[Work instructions] Write out each entry again. Keep every word exactly as it is.

[Entries shown]
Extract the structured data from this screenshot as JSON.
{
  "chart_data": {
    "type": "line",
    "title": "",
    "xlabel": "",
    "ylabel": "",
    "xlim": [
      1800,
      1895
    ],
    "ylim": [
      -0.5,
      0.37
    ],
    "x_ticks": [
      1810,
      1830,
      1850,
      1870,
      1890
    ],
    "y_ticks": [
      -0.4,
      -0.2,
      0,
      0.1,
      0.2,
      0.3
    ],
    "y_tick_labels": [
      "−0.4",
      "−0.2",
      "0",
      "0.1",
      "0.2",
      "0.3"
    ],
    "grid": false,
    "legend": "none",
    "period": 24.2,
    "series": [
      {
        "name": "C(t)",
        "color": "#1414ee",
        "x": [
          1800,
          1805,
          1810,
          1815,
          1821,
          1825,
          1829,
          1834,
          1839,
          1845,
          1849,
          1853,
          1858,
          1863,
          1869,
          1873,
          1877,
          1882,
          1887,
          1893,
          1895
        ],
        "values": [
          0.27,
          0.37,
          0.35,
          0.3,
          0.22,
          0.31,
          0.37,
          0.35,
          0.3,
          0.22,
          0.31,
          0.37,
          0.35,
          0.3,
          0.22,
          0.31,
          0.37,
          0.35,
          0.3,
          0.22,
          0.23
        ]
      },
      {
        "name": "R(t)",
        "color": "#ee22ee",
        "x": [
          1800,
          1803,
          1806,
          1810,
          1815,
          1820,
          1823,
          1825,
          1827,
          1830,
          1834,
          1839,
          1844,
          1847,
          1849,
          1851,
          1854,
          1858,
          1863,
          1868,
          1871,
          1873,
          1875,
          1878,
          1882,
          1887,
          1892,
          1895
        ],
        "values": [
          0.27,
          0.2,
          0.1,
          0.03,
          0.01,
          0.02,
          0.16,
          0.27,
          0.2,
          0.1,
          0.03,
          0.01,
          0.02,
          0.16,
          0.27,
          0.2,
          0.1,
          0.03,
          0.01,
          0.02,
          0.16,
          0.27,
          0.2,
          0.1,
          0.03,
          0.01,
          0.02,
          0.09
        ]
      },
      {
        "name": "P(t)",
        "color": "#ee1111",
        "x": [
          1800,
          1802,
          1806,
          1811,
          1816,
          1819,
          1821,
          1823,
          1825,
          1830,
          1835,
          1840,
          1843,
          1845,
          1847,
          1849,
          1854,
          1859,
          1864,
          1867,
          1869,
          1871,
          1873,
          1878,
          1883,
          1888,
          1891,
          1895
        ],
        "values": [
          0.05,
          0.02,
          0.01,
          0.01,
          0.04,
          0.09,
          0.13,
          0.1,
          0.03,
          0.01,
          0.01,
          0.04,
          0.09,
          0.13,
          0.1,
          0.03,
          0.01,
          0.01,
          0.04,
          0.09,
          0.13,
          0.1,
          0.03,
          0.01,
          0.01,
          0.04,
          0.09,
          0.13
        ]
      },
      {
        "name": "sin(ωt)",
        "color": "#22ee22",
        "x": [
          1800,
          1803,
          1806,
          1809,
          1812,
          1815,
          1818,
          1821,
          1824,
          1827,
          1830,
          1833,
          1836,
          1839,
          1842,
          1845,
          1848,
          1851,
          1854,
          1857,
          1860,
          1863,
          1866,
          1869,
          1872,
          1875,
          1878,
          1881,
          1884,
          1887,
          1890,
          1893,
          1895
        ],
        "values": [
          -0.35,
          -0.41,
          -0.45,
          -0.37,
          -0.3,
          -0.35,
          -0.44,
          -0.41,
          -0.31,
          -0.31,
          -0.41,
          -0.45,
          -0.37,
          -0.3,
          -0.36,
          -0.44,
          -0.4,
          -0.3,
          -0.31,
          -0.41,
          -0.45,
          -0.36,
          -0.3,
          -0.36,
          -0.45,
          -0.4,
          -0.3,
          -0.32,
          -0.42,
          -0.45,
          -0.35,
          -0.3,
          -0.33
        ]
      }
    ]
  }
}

[Problem solution]
Extract the structured data from this screenshot as JSON.
{
  "chart_data": {
    "type": "line",
    "title": "",
    "xlabel": "",
    "ylabel": "",
    "xlim": [
      1800,
      1895
    ],
    "ylim": [
      -0.5,
      0.37
    ],
    "x_ticks": [
      1810,
      1830,
      1850,
      1870,
      1890
    ],
    "y_ticks": [
      -0.4,
      -0.2,
      0,
      0.1,
      0.2,
      0.3
    ],
    "y_tick_labels": [
      "−0.4",
      "−0.2",
      "0",
      "0.1",
      "0.2",
      "0.3"
    ],
    "grid": false,
    "legend": "none",
    "period": 24.2,
    "series": [
      {
        "name": "C(t)",
        "color": "#1414ee",
        "x": [
          1800,
          1805,
          1810,
          1815,
          1821,
          1825,
          1829,
          1834,
          1839,
          1845,
          1849,
          1853,
          1858,
          1863,
          1869,
          1873,
          1877,
          1882,
          1887,
          1893,
          1895
        ],
        "values": [
          0.27,
          0.37,
          0.35,
          0.3,
          0.22,
          0.31,
          0.37,
          0.35,
          0.3,
          0.22,
          0.31,
          0.37,
          0.35,
          0.3,
          0.22,
          0.31,
          0.37,
          0.35,
          0.3,
          0.22,
          0.23
        ]
      },
      {
        "name": "R(t)",
        "color": "#ee22ee",
        "x": [
          1800,
          1803,
          1806,
          1810,
          1815,
          1820,
          1823,
          1825,
          1827,
          1830,
          1834,
          1839,
          1844,
          1847,
          1849,
          1851,
          1854,
          1858,
          1863,
          1868,
          1871,
          1873,
          1875,
          1878,
          1882,
          1887,
          1892,
          1895
        ],
        "values": [
          0.27,
          0.2,
          0.1,
          0.03,
          0.01,
          0.02,
          0.16,
          0.27,
          0.2,
          0.1,
          0.03,
          0.01,
          0.02,
          0.16,
          0.27,
          0.2,
          0.1,
          0.03,
          0.01,
          0.02,
          0.16,
          0.27,
          0.2,
          0.1,
          0.03,
          0.01,
          0.02,
          0.09
        ]
      },
      {
        "name": "P(t)",
        "color": "#ee1111",
        "x": [
          1800,
          1802,
          1806,
          1811,
          1816,
          1819,
          1821,
          1823,
          1825,
          1830,
          1835,
          1840,
          1843,
          1845,
          1847,
          1849,
          1854,
          1859,
          1864,
          1867,
          1869,
          1871,
          1873,
          1878,
          1883,
          1888,
          1891,
          1895
        ],
        "values": [
          0.05,
          0.02,
          0.01,
          0.01,
          0.04,
          0.09,
          0.13,
          0.1,
          0.03,
          0.01,
          0.01,
          0.04,
          0.09,
          0.13,
          0.1,
          0.03,
          0.01,
          0.01,
          0.04,
          0.09,
          0.13,
          0.1,
          0.03,
          0.01,
          0.01,
          0.04,
          0.09,
          0.13
        ]
      },
      {
        "name": "sin(ωt)",
        "color": "#22ee22",
        "x": [
          1800,
          1803,
          1806,
          1809,
          1812,
          1815,
          1818,
          1821,
          1824,
          1827,
          1830,
          1833,
          1836,
          1839,
          1842,
          1845,
          1848,
          1851,
          1854,
          1857,
          1860,
          1863,
          1866,
          1869,
          1872,
          1875,
          1878,
          1881,
          1884,
          1887,
          1890,
          1893,
          1895
        ],
        "values": [
          -0.35,
          -0.41,
          -0.45,
          -0.37,
          -0.3,
          -0.35,
          -0.44,
          -0.41,
          -0.31,
          -0.31,
          -0.41,
          -0.45,
          -0.37,
          -0.3,
          -0.36,
          -0.44,
          -0.4,
          -0.3,
          -0.31,
          -0.41,
          -0.45,
          -0.36,
          -0.3,
          -0.36,
          -0.45,
          -0.4,
          -0.3,
          -0.32,
          -0.42,
          -0.45,
          -0.35,
          -0.3,
          -0.33
        ]
      }
    ]
  }
}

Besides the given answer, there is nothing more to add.